** begin **
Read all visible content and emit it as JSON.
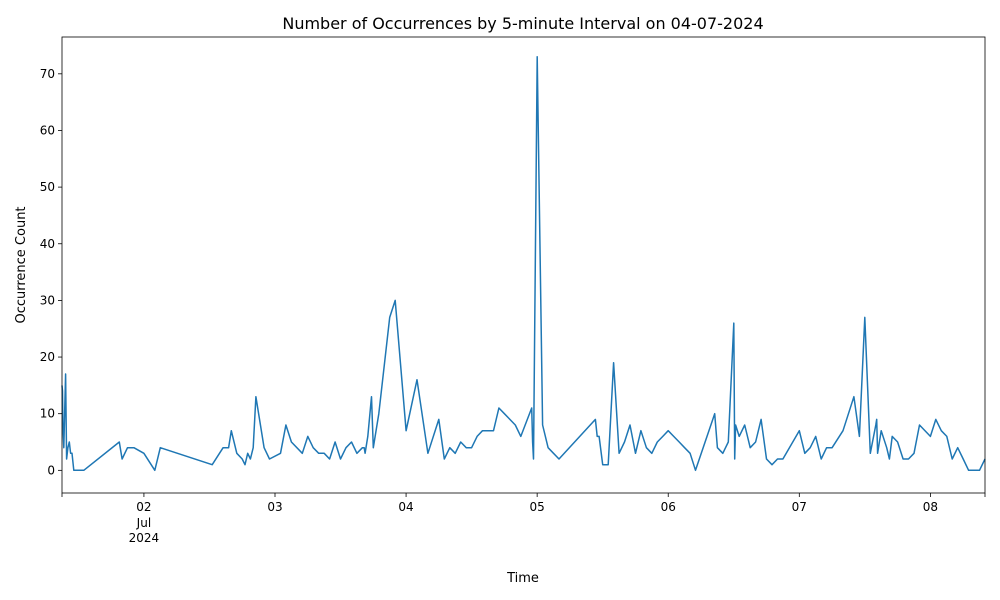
{
  "chart_data": {
    "type": "line",
    "title": "Number of Occurrences by 5-minute Interval on 04-07-2024",
    "xlabel": "Time",
    "ylabel": "Occurrence Count",
    "xlim": [
      "2024-07-01 09:00",
      "2024-07-08 10:00"
    ],
    "ylim": [
      -4,
      76.5
    ],
    "y_ticks": [
      0,
      10,
      20,
      30,
      40,
      50,
      60,
      70
    ],
    "x_ticks": [
      {
        "x": "2024-07-02",
        "label": "02",
        "sublabel": [
          "Jul",
          "2024"
        ]
      },
      {
        "x": "2024-07-03",
        "label": "03"
      },
      {
        "x": "2024-07-04",
        "label": "04"
      },
      {
        "x": "2024-07-05",
        "label": "05"
      },
      {
        "x": "2024-07-06",
        "label": "06"
      },
      {
        "x": "2024-07-07",
        "label": "07"
      },
      {
        "x": "2024-07-08",
        "label": "08"
      }
    ],
    "grid": false,
    "line_color": "#1f77b4",
    "series": [
      {
        "x": [
          "2024-07-01 09:00",
          "2024-07-01 09:05",
          "2024-07-01 09:10",
          "2024-07-01 09:20",
          "2024-07-01 09:40",
          "2024-07-01 09:50",
          "2024-07-01 10:05",
          "2024-07-01 10:20",
          "2024-07-01 10:35",
          "2024-07-01 10:50",
          "2024-07-01 11:10",
          "2024-07-01 11:30",
          "2024-07-01 12:00",
          "2024-07-01 12:30",
          "2024-07-01 13:00",
          "2024-07-01 19:30",
          "2024-07-01 20:00",
          "2024-07-01 21:00",
          "2024-07-01 22:10",
          "2024-07-02 00:00",
          "2024-07-02 02:00",
          "2024-07-02 03:00",
          "2024-07-02 12:30",
          "2024-07-02 14:30",
          "2024-07-02 15:30",
          "2024-07-02 16:00",
          "2024-07-02 17:00",
          "2024-07-02 18:00",
          "2024-07-02 18:30",
          "2024-07-02 19:00",
          "2024-07-02 19:30",
          "2024-07-02 20:00",
          "2024-07-02 20:30",
          "2024-07-02 22:00",
          "2024-07-02 23:00",
          "2024-07-03 01:00",
          "2024-07-03 02:00",
          "2024-07-03 03:00",
          "2024-07-03 05:00",
          "2024-07-03 06:00",
          "2024-07-03 07:00",
          "2024-07-03 08:00",
          "2024-07-03 09:00",
          "2024-07-03 10:00",
          "2024-07-03 11:00",
          "2024-07-03 12:00",
          "2024-07-03 13:00",
          "2024-07-03 14:00",
          "2024-07-03 15:00",
          "2024-07-03 16:00",
          "2024-07-03 16:10",
          "2024-07-03 16:20",
          "2024-07-03 16:30",
          "2024-07-03 17:00",
          "2024-07-03 17:40",
          "2024-07-03 18:00",
          "2024-07-03 19:00",
          "2024-07-03 21:00",
          "2024-07-03 22:00",
          "2024-07-04 00:00",
          "2024-07-04 02:00",
          "2024-07-04 04:00",
          "2024-07-04 06:00",
          "2024-07-04 07:00",
          "2024-07-04 08:00",
          "2024-07-04 09:00",
          "2024-07-04 10:00",
          "2024-07-04 11:00",
          "2024-07-04 12:00",
          "2024-07-04 13:00",
          "2024-07-04 14:00",
          "2024-07-04 16:00",
          "2024-07-04 17:00",
          "2024-07-04 18:00",
          "2024-07-04 20:00",
          "2024-07-04 21:00",
          "2024-07-04 23:00",
          "2024-07-04 23:10",
          "2024-07-04 23:20",
          "2024-07-05 00:00",
          "2024-07-05 01:00",
          "2024-07-05 02:00",
          "2024-07-05 03:00",
          "2024-07-05 04:00",
          "2024-07-05 10:40",
          "2024-07-05 11:00",
          "2024-07-05 11:20",
          "2024-07-05 12:00",
          "2024-07-05 13:00",
          "2024-07-05 14:00",
          "2024-07-05 15:00",
          "2024-07-05 16:00",
          "2024-07-05 17:00",
          "2024-07-05 18:00",
          "2024-07-05 19:00",
          "2024-07-05 20:00",
          "2024-07-05 21:00",
          "2024-07-05 22:00",
          "2024-07-05 23:00",
          "2024-07-06 00:00",
          "2024-07-06 01:00",
          "2024-07-06 02:00",
          "2024-07-06 03:00",
          "2024-07-06 04:00",
          "2024-07-06 05:00",
          "2024-07-06 08:30",
          "2024-07-06 09:00",
          "2024-07-06 10:00",
          "2024-07-06 11:00",
          "2024-07-06 12:00",
          "2024-07-06 12:10",
          "2024-07-06 12:20",
          "2024-07-06 13:00",
          "2024-07-06 14:00",
          "2024-07-06 15:00",
          "2024-07-06 16:00",
          "2024-07-06 17:00",
          "2024-07-06 18:00",
          "2024-07-06 19:00",
          "2024-07-06 20:00",
          "2024-07-06 21:00",
          "2024-07-07 00:00",
          "2024-07-07 01:00",
          "2024-07-07 02:00",
          "2024-07-07 03:00",
          "2024-07-07 04:00",
          "2024-07-07 05:00",
          "2024-07-07 06:00",
          "2024-07-07 08:00",
          "2024-07-07 10:00",
          "2024-07-07 11:00",
          "2024-07-07 12:00",
          "2024-07-07 13:00",
          "2024-07-07 14:00",
          "2024-07-07 14:10",
          "2024-07-07 14:20",
          "2024-07-07 15:00",
          "2024-07-07 16:00",
          "2024-07-07 16:30",
          "2024-07-07 17:00",
          "2024-07-07 18:00",
          "2024-07-07 19:00",
          "2024-07-07 20:00",
          "2024-07-07 21:00",
          "2024-07-07 22:00",
          "2024-07-08 00:00",
          "2024-07-08 01:00",
          "2024-07-08 02:00",
          "2024-07-08 03:00",
          "2024-07-08 04:00",
          "2024-07-08 05:00",
          "2024-07-08 06:00",
          "2024-07-08 07:00",
          "2024-07-08 08:00",
          "2024-07-08 09:00",
          "2024-07-08 10:00"
        ],
        "y": [
          15,
          14,
          8,
          4,
          17,
          2,
          4,
          5,
          3,
          3,
          0,
          0,
          0,
          0,
          0,
          5,
          2,
          4,
          4,
          3,
          0,
          4,
          1,
          4,
          4,
          7,
          3,
          2,
          1,
          3,
          2,
          4,
          13,
          4,
          2,
          3,
          8,
          5,
          3,
          6,
          4,
          3,
          3,
          2,
          5,
          2,
          4,
          5,
          3,
          4,
          4,
          4,
          3,
          6,
          13,
          4,
          10,
          27,
          30,
          7,
          16,
          3,
          9,
          2,
          4,
          3,
          5,
          4,
          4,
          6,
          7,
          7,
          11,
          10,
          8,
          6,
          11,
          5,
          2,
          73,
          8,
          4,
          3,
          2,
          9,
          6,
          6,
          1,
          1,
          19,
          3,
          5,
          8,
          3,
          7,
          4,
          3,
          5,
          6,
          7,
          6,
          5,
          4,
          3,
          0,
          10,
          4,
          3,
          5,
          26,
          2,
          8,
          6,
          8,
          4,
          5,
          9,
          2,
          1,
          2,
          2,
          7,
          3,
          4,
          6,
          2,
          4,
          4,
          7,
          13,
          6,
          27,
          3,
          8,
          9,
          3,
          7,
          4,
          2,
          6,
          5,
          2,
          2,
          3,
          8,
          6,
          9,
          7,
          6,
          2,
          4,
          2,
          0,
          0,
          0,
          2
        ]
      }
    ]
  }
}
** end **
DESCRIPTION OF THE TASK >> Copy out each record shown above without alteration, skipping any picture.

RESULT OF THE EXERCISE >>
Read all visible content and emit it as JSON.
{
  "chart_data": {
    "type": "line",
    "title": "Number of Occurrences by 5-minute Interval on 04-07-2024",
    "xlabel": "Time",
    "ylabel": "Occurrence Count",
    "xlim": [
      "2024-07-01 09:00",
      "2024-07-08 10:00"
    ],
    "ylim": [
      -4,
      76.5
    ],
    "y_ticks": [
      0,
      10,
      20,
      30,
      40,
      50,
      60,
      70
    ],
    "x_ticks": [
      {
        "x": "2024-07-02",
        "label": "02",
        "sublabel": [
          "Jul",
          "2024"
        ]
      },
      {
        "x": "2024-07-03",
        "label": "03"
      },
      {
        "x": "2024-07-04",
        "label": "04"
      },
      {
        "x": "2024-07-05",
        "label": "05"
      },
      {
        "x": "2024-07-06",
        "label": "06"
      },
      {
        "x": "2024-07-07",
        "label": "07"
      },
      {
        "x": "2024-07-08",
        "label": "08"
      }
    ],
    "grid": false,
    "line_color": "#1f77b4",
    "series": [
      {
        "x": [
          "2024-07-01 09:00",
          "2024-07-01 09:05",
          "2024-07-01 09:10",
          "2024-07-01 09:20",
          "2024-07-01 09:40",
          "2024-07-01 09:50",
          "2024-07-01 10:05",
          "2024-07-01 10:20",
          "2024-07-01 10:35",
          "2024-07-01 10:50",
          "2024-07-01 11:10",
          "2024-07-01 11:30",
          "2024-07-01 12:00",
          "2024-07-01 12:30",
          "2024-07-01 13:00",
          "2024-07-01 19:30",
          "2024-07-01 20:00",
          "2024-07-01 21:00",
          "2024-07-01 22:10",
          "2024-07-02 00:00",
          "2024-07-02 02:00",
          "2024-07-02 03:00",
          "2024-07-02 12:30",
          "2024-07-02 14:30",
          "2024-07-02 15:30",
          "2024-07-02 16:00",
          "2024-07-02 17:00",
          "2024-07-02 18:00",
          "2024-07-02 18:30",
          "2024-07-02 19:00",
          "2024-07-02 19:30",
          "2024-07-02 20:00",
          "2024-07-02 20:30",
          "2024-07-02 22:00",
          "2024-07-02 23:00",
          "2024-07-03 01:00",
          "2024-07-03 02:00",
          "2024-07-03 03:00",
          "2024-07-03 05:00",
          "2024-07-03 06:00",
          "2024-07-03 07:00",
          "2024-07-03 08:00",
          "2024-07-03 09:00",
          "2024-07-03 10:00",
          "2024-07-03 11:00",
          "2024-07-03 12:00",
          "2024-07-03 13:00",
          "2024-07-03 14:00",
          "2024-07-03 15:00",
          "2024-07-03 16:00",
          "2024-07-03 16:10",
          "2024-07-03 16:20",
          "2024-07-03 16:30",
          "2024-07-03 17:00",
          "2024-07-03 17:40",
          "2024-07-03 18:00",
          "2024-07-03 19:00",
          "2024-07-03 21:00",
          "2024-07-03 22:00",
          "2024-07-04 00:00",
          "2024-07-04 02:00",
          "2024-07-04 04:00",
          "2024-07-04 06:00",
          "2024-07-04 07:00",
          "2024-07-04 08:00",
          "2024-07-04 09:00",
          "2024-07-04 10:00",
          "2024-07-04 11:00",
          "2024-07-04 12:00",
          "2024-07-04 13:00",
          "2024-07-04 14:00",
          "2024-07-04 16:00",
          "2024-07-04 17:00",
          "2024-07-04 18:00",
          "2024-07-04 20:00",
          "2024-07-04 21:00",
          "2024-07-04 23:00",
          "2024-07-04 23:10",
          "2024-07-04 23:20",
          "2024-07-05 00:00",
          "2024-07-05 01:00",
          "2024-07-05 02:00",
          "2024-07-05 03:00",
          "2024-07-05 04:00",
          "2024-07-05 10:40",
          "2024-07-05 11:00",
          "2024-07-05 11:20",
          "2024-07-05 12:00",
          "2024-07-05 13:00",
          "2024-07-05 14:00",
          "2024-07-05 15:00",
          "2024-07-05 16:00",
          "2024-07-05 17:00",
          "2024-07-05 18:00",
          "2024-07-05 19:00",
          "2024-07-05 20:00",
          "2024-07-05 21:00",
          "2024-07-05 22:00",
          "2024-07-05 23:00",
          "2024-07-06 00:00",
          "2024-07-06 01:00",
          "2024-07-06 02:00",
          "2024-07-06 03:00",
          "2024-07-06 04:00",
          "2024-07-06 05:00",
          "2024-07-06 08:30",
          "2024-07-06 09:00",
          "2024-07-06 10:00",
          "2024-07-06 11:00",
          "2024-07-06 12:00",
          "2024-07-06 12:10",
          "2024-07-06 12:20",
          "2024-07-06 13:00",
          "2024-07-06 14:00",
          "2024-07-06 15:00",
          "2024-07-06 16:00",
          "2024-07-06 17:00",
          "2024-07-06 18:00",
          "2024-07-06 19:00",
          "2024-07-06 20:00",
          "2024-07-06 21:00",
          "2024-07-07 00:00",
          "2024-07-07 01:00",
          "2024-07-07 02:00",
          "2024-07-07 03:00",
          "2024-07-07 04:00",
          "2024-07-07 05:00",
          "2024-07-07 06:00",
          "2024-07-07 08:00",
          "2024-07-07 10:00",
          "2024-07-07 11:00",
          "2024-07-07 12:00",
          "2024-07-07 13:00",
          "2024-07-07 14:00",
          "2024-07-07 14:10",
          "2024-07-07 14:20",
          "2024-07-07 15:00",
          "2024-07-07 16:00",
          "2024-07-07 16:30",
          "2024-07-07 17:00",
          "2024-07-07 18:00",
          "2024-07-07 19:00",
          "2024-07-07 20:00",
          "2024-07-07 21:00",
          "2024-07-07 22:00",
          "2024-07-08 00:00",
          "2024-07-08 01:00",
          "2024-07-08 02:00",
          "2024-07-08 03:00",
          "2024-07-08 04:00",
          "2024-07-08 05:00",
          "2024-07-08 06:00",
          "2024-07-08 07:00",
          "2024-07-08 08:00",
          "2024-07-08 09:00",
          "2024-07-08 10:00"
        ],
        "y": [
          15,
          14,
          8,
          4,
          17,
          2,
          4,
          5,
          3,
          3,
          0,
          0,
          0,
          0,
          0,
          5,
          2,
          4,
          4,
          3,
          0,
          4,
          1,
          4,
          4,
          7,
          3,
          2,
          1,
          3,
          2,
          4,
          13,
          4,
          2,
          3,
          8,
          5,
          3,
          6,
          4,
          3,
          3,
          2,
          5,
          2,
          4,
          5,
          3,
          4,
          4,
          4,
          3,
          6,
          13,
          4,
          10,
          27,
          30,
          7,
          16,
          3,
          9,
          2,
          4,
          3,
          5,
          4,
          4,
          6,
          7,
          7,
          11,
          10,
          8,
          6,
          11,
          5,
          2,
          73,
          8,
          4,
          3,
          2,
          9,
          6,
          6,
          1,
          1,
          19,
          3,
          5,
          8,
          3,
          7,
          4,
          3,
          5,
          6,
          7,
          6,
          5,
          4,
          3,
          0,
          10,
          4,
          3,
          5,
          26,
          2,
          8,
          6,
          8,
          4,
          5,
          9,
          2,
          1,
          2,
          2,
          7,
          3,
          4,
          6,
          2,
          4,
          4,
          7,
          13,
          6,
          27,
          3,
          8,
          9,
          3,
          7,
          4,
          2,
          6,
          5,
          2,
          2,
          3,
          8,
          6,
          9,
          7,
          6,
          2,
          4,
          2,
          0,
          0,
          0,
          2
        ]
      }
    ]
  }
}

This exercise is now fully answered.